Data entries:
-------------------------

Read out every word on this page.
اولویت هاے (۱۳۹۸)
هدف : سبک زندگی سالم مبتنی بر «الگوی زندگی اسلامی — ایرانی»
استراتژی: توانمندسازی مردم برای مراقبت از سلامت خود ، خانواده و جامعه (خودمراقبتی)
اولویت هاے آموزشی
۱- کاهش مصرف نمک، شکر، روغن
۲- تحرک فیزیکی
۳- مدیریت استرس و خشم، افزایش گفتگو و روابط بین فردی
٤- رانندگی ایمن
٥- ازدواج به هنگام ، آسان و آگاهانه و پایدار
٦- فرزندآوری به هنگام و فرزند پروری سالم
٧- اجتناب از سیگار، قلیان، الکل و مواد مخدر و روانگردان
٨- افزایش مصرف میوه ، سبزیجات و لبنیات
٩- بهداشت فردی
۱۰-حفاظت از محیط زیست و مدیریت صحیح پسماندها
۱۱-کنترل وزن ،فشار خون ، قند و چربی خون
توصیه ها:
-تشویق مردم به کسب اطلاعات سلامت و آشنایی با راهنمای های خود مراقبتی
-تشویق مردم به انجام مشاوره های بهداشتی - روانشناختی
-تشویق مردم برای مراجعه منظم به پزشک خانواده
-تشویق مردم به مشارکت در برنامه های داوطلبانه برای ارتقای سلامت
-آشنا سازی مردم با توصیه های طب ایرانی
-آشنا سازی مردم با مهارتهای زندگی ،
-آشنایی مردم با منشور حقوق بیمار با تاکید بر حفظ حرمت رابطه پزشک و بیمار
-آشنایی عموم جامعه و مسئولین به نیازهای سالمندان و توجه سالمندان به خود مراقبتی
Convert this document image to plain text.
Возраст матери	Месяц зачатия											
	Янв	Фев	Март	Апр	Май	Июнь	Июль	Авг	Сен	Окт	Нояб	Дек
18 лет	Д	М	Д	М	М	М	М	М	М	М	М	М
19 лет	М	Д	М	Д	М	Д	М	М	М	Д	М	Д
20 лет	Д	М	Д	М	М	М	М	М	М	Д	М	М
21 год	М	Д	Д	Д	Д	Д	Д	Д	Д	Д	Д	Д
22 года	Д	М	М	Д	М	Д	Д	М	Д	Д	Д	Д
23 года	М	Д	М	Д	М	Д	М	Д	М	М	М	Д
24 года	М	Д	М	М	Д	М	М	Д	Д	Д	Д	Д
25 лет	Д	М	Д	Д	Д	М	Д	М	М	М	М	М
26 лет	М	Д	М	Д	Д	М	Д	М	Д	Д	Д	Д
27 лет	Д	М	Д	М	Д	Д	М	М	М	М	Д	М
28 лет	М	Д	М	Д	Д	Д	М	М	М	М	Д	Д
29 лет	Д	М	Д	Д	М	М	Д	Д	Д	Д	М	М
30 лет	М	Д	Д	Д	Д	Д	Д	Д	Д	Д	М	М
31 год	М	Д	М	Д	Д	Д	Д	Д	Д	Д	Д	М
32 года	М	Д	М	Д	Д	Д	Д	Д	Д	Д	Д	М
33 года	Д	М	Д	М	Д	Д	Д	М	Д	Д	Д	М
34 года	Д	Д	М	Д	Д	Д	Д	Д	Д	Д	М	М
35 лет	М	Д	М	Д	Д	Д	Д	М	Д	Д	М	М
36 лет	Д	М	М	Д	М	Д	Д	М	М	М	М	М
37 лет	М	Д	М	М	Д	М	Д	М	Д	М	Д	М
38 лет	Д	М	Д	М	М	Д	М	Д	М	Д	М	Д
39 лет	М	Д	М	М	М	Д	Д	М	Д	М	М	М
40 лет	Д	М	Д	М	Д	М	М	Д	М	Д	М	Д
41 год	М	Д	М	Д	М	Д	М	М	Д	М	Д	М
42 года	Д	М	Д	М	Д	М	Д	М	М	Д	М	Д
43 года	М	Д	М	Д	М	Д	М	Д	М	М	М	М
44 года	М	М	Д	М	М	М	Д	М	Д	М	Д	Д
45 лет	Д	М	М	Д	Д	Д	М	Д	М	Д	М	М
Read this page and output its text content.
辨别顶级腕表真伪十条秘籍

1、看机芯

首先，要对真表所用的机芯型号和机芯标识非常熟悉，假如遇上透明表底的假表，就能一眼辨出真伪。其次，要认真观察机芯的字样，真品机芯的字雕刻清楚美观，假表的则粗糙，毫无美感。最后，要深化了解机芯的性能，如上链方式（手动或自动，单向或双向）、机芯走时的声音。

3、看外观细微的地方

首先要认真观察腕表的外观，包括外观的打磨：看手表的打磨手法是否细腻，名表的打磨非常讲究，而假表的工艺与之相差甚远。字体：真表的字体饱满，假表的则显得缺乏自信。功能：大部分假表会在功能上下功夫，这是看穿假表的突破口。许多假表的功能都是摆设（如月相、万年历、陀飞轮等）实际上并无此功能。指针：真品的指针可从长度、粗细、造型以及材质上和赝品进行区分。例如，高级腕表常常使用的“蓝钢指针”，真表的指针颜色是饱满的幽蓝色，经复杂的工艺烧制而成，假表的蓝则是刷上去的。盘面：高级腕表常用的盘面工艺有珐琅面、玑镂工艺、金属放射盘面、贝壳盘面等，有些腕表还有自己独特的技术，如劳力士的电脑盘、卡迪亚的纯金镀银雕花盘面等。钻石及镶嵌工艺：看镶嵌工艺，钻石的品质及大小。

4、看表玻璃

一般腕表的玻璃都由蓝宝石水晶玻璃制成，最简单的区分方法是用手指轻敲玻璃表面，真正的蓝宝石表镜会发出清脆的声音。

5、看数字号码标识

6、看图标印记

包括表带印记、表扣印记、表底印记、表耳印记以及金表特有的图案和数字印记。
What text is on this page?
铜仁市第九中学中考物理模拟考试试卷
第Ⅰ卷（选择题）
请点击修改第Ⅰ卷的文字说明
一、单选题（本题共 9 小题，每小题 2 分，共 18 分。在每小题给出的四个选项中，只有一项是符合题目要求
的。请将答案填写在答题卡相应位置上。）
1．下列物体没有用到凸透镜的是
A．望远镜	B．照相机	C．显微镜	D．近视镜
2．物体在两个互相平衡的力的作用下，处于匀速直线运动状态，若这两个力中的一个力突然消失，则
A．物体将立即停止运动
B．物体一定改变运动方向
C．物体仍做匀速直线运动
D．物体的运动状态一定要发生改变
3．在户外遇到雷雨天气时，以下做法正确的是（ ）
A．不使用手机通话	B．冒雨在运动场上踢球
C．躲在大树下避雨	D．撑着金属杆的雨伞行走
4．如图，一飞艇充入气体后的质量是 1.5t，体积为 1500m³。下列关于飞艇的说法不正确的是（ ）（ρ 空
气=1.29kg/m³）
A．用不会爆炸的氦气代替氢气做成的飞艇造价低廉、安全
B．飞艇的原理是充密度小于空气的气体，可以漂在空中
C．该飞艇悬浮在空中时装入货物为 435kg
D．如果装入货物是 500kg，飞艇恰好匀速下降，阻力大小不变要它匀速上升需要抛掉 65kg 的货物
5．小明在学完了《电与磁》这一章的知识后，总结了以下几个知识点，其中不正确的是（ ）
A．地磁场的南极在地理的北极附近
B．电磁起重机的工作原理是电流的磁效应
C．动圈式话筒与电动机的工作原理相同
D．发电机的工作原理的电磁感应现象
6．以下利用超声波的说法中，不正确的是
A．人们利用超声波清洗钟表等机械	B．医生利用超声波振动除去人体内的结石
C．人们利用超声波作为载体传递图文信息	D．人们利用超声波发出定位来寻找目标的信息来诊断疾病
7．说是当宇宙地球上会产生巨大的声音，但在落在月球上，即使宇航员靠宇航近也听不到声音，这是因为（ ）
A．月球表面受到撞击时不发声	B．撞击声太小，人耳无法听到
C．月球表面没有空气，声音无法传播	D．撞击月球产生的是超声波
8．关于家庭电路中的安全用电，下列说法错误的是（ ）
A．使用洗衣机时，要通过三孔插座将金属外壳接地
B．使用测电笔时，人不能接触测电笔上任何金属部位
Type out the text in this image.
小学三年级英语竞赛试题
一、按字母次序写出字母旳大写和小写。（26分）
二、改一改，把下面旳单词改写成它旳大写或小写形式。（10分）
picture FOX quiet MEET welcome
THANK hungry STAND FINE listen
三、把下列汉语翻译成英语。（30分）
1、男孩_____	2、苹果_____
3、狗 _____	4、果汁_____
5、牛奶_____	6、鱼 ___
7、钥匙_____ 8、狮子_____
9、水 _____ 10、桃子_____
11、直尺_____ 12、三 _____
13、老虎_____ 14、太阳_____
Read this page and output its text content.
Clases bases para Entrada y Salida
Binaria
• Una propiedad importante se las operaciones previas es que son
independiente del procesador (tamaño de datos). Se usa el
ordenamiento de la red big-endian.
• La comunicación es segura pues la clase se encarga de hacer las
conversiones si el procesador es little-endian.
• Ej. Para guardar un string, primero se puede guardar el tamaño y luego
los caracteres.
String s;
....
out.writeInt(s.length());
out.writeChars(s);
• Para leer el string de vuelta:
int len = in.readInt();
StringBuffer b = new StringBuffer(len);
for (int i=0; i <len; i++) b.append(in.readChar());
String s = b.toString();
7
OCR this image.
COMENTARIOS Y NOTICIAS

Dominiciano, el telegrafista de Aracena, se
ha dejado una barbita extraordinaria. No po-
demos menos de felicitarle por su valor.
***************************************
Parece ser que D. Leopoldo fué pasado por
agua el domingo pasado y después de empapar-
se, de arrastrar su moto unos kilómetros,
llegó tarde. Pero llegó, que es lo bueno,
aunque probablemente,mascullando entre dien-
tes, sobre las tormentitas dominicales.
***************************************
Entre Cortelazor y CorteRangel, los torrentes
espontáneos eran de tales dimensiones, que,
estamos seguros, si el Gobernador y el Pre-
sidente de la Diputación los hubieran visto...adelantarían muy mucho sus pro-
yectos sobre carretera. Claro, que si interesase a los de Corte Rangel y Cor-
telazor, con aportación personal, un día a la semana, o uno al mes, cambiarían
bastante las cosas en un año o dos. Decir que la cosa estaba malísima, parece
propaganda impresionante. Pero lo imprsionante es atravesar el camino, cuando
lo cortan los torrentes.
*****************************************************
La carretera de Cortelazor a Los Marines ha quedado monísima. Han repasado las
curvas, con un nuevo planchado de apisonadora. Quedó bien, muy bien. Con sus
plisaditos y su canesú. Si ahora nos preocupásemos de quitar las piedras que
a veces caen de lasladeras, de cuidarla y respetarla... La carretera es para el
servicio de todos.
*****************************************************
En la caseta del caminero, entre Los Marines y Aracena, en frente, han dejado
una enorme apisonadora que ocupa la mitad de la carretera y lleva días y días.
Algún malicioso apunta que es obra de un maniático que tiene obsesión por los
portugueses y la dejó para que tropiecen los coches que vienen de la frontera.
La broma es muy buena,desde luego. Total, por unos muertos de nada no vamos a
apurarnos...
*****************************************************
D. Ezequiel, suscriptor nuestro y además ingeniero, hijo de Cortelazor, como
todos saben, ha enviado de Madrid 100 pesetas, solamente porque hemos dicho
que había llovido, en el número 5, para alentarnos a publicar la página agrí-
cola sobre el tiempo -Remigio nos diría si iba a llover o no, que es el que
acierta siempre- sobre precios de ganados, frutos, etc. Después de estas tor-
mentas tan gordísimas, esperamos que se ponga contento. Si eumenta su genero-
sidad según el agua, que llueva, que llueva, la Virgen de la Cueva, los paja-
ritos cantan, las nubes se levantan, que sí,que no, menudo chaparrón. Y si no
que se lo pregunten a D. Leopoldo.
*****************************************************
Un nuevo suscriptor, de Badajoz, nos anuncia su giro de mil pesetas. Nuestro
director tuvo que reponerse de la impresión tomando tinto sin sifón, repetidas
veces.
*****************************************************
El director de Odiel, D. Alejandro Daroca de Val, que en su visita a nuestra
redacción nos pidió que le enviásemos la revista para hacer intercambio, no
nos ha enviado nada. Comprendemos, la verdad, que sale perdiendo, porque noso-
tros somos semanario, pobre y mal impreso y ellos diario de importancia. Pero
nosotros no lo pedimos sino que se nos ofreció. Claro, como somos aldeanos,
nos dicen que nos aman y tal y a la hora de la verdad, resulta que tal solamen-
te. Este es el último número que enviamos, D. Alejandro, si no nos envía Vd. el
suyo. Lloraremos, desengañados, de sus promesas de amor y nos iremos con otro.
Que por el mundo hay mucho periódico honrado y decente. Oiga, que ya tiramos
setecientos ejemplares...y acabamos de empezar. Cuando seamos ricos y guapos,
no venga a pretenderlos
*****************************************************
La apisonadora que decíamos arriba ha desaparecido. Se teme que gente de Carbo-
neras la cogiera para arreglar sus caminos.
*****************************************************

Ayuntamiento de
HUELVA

-------------------------

Working from the material above, state how many lines contain "somos"; give only the number.

2